What to do.
How many lines in the records below contain the word "responsabilità"? Answer with the number alone.

Source data
# # #

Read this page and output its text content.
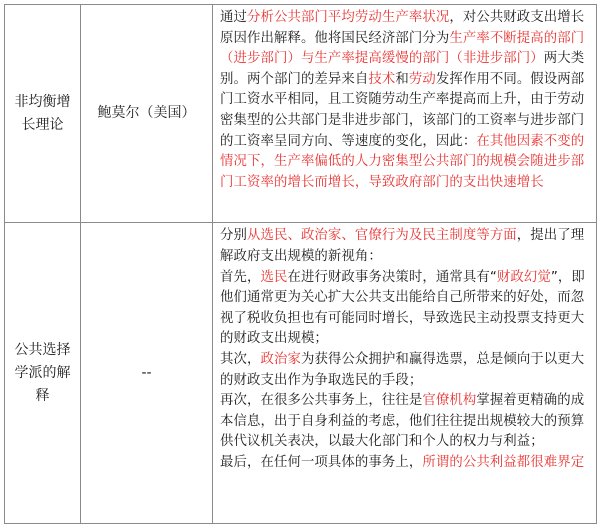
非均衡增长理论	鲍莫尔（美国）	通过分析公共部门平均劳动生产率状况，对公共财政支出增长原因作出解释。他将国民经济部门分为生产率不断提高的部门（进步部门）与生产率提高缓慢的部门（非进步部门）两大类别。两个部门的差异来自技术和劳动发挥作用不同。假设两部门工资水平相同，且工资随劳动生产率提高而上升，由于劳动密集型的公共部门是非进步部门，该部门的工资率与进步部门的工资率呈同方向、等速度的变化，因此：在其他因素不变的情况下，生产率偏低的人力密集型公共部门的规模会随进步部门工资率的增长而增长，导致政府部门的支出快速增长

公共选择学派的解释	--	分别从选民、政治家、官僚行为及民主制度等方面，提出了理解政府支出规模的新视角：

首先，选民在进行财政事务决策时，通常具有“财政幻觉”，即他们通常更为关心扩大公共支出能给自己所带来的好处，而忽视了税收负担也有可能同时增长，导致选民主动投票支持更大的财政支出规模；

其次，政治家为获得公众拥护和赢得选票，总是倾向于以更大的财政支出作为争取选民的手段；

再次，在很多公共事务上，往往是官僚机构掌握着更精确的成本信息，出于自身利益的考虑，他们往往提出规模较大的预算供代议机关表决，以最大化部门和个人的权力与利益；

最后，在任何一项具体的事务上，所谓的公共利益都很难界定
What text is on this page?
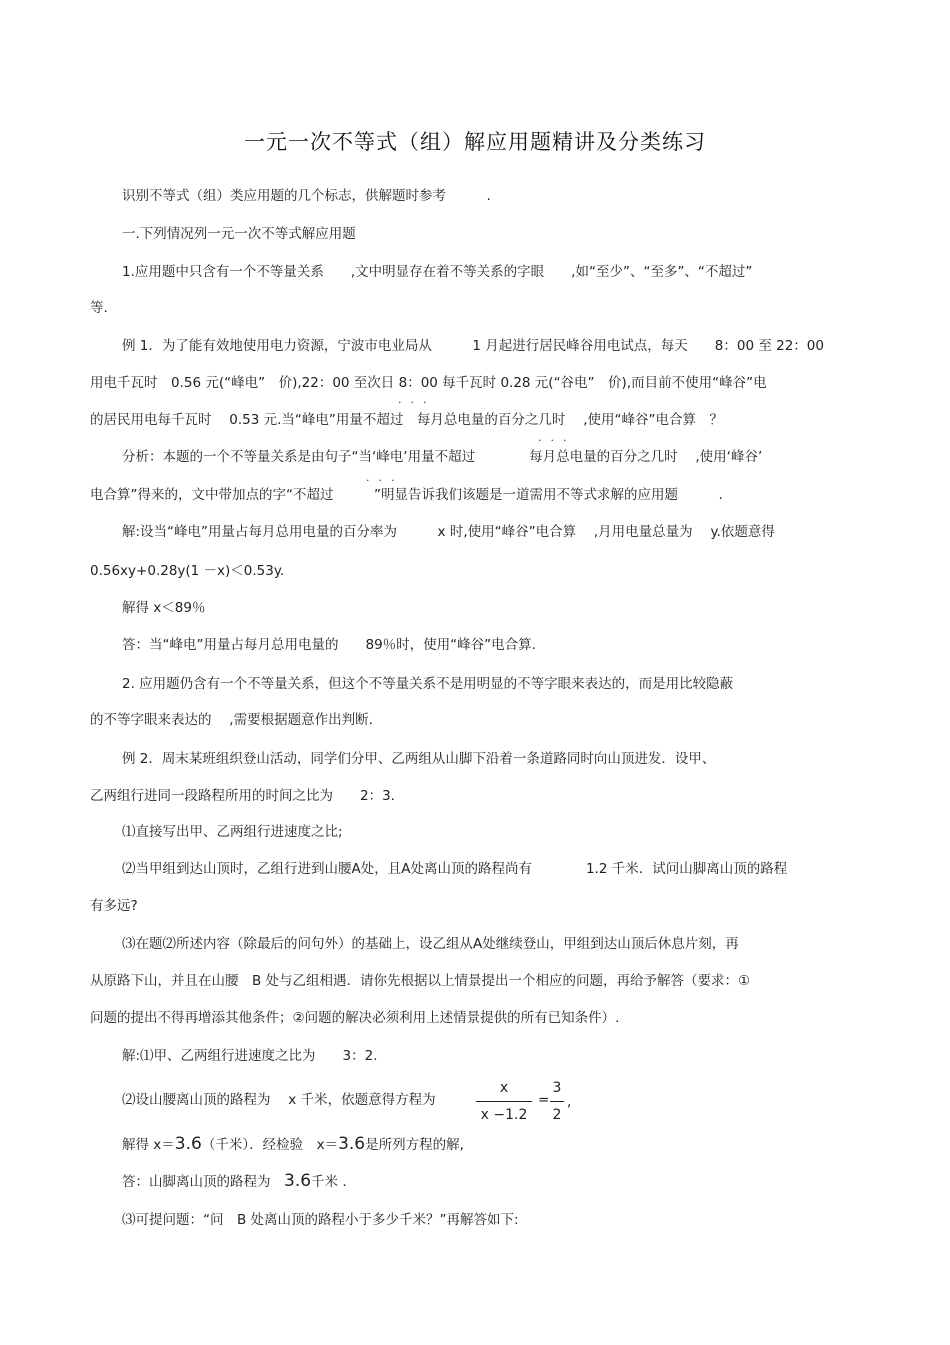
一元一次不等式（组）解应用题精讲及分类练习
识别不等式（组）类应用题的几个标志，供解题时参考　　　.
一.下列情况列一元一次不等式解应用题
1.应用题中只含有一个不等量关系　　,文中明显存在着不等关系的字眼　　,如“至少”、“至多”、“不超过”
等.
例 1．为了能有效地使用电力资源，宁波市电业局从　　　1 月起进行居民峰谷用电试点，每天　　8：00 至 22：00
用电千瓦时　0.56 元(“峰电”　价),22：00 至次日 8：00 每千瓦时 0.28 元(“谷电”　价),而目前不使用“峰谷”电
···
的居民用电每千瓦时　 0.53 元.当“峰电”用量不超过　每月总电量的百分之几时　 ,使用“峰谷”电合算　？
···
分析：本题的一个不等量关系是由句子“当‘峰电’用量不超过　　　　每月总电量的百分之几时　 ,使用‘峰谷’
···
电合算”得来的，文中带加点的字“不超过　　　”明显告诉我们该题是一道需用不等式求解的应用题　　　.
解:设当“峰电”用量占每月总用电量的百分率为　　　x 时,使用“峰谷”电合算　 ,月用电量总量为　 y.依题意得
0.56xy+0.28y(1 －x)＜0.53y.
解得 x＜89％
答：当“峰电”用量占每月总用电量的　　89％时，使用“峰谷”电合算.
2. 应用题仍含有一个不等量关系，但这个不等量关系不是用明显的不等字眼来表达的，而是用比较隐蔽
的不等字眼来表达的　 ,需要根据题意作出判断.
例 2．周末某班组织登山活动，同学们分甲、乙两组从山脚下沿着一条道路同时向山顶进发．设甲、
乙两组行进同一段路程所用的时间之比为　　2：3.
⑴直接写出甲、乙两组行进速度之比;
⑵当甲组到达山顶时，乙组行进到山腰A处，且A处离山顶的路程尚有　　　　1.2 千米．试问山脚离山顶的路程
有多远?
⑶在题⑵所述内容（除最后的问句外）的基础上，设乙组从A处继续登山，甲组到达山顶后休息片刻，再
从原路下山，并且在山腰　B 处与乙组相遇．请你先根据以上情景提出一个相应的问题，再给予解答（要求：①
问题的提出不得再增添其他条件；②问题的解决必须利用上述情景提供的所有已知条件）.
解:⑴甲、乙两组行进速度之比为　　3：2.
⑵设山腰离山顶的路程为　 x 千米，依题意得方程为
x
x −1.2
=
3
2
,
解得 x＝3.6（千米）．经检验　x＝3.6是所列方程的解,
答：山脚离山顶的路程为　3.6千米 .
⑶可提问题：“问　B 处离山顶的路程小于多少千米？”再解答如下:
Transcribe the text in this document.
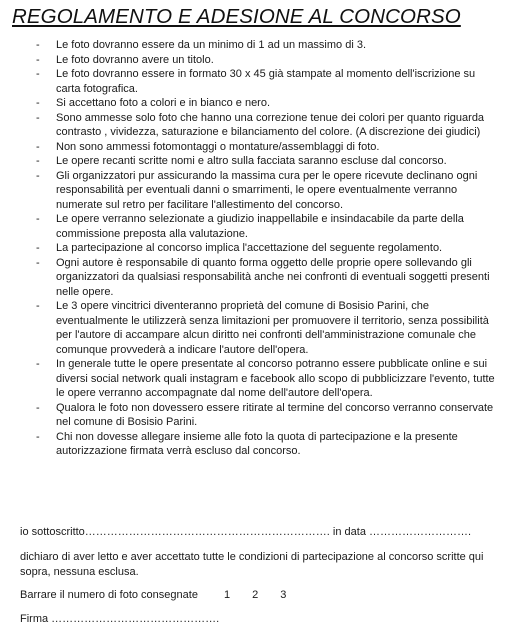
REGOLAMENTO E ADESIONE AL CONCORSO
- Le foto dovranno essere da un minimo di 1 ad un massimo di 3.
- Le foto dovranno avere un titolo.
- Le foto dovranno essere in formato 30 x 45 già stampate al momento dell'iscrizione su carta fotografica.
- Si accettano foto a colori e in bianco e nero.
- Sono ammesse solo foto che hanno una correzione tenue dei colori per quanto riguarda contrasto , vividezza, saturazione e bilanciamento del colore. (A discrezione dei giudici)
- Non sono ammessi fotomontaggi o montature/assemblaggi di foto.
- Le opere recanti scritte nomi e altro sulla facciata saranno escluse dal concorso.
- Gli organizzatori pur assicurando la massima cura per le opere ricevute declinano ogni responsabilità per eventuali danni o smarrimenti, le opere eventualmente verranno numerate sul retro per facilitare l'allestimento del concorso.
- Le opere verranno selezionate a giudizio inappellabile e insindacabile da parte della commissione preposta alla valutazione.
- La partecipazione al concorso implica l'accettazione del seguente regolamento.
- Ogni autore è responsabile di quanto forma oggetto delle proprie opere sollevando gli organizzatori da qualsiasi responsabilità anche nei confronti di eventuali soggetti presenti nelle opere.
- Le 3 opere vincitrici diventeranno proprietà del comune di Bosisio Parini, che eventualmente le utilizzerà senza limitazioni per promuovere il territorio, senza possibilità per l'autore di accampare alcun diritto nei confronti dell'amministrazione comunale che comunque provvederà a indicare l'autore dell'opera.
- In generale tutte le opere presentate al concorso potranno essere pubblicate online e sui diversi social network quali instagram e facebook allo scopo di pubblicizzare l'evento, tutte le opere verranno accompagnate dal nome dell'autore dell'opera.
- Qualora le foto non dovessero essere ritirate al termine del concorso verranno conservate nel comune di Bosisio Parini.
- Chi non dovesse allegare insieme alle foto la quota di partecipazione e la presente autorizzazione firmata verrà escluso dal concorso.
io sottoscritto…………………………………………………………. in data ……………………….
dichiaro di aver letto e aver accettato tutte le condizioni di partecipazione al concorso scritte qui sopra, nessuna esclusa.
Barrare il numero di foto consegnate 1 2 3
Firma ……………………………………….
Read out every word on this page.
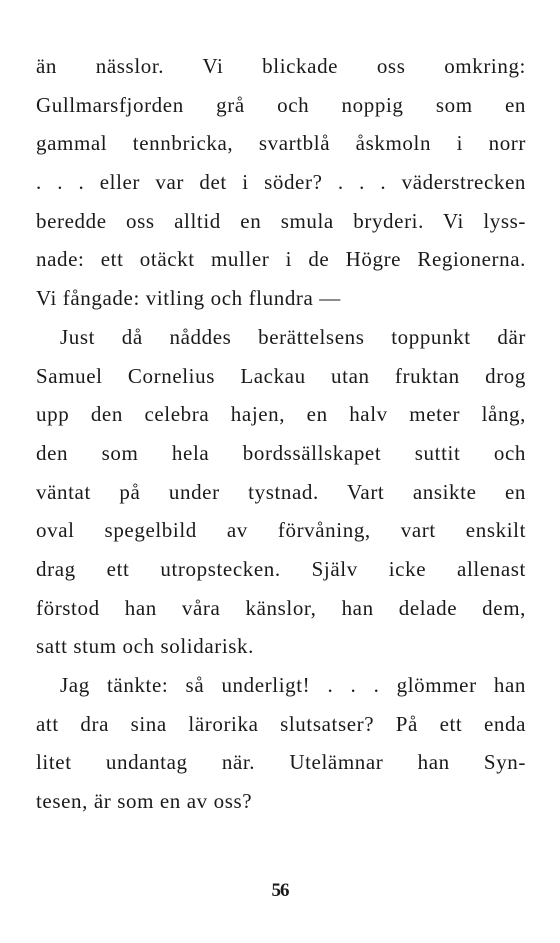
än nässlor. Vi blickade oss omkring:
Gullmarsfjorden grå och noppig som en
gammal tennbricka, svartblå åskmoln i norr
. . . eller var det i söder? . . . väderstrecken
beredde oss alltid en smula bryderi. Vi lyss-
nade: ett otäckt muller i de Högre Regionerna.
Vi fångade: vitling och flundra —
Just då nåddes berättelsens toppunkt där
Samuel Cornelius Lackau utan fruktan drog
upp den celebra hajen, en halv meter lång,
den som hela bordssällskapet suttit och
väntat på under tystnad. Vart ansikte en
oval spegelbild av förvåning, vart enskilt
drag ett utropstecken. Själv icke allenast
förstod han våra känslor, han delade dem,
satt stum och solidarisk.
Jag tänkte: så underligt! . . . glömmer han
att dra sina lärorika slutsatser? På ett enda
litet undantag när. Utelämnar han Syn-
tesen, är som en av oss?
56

# # #

Completed task.
2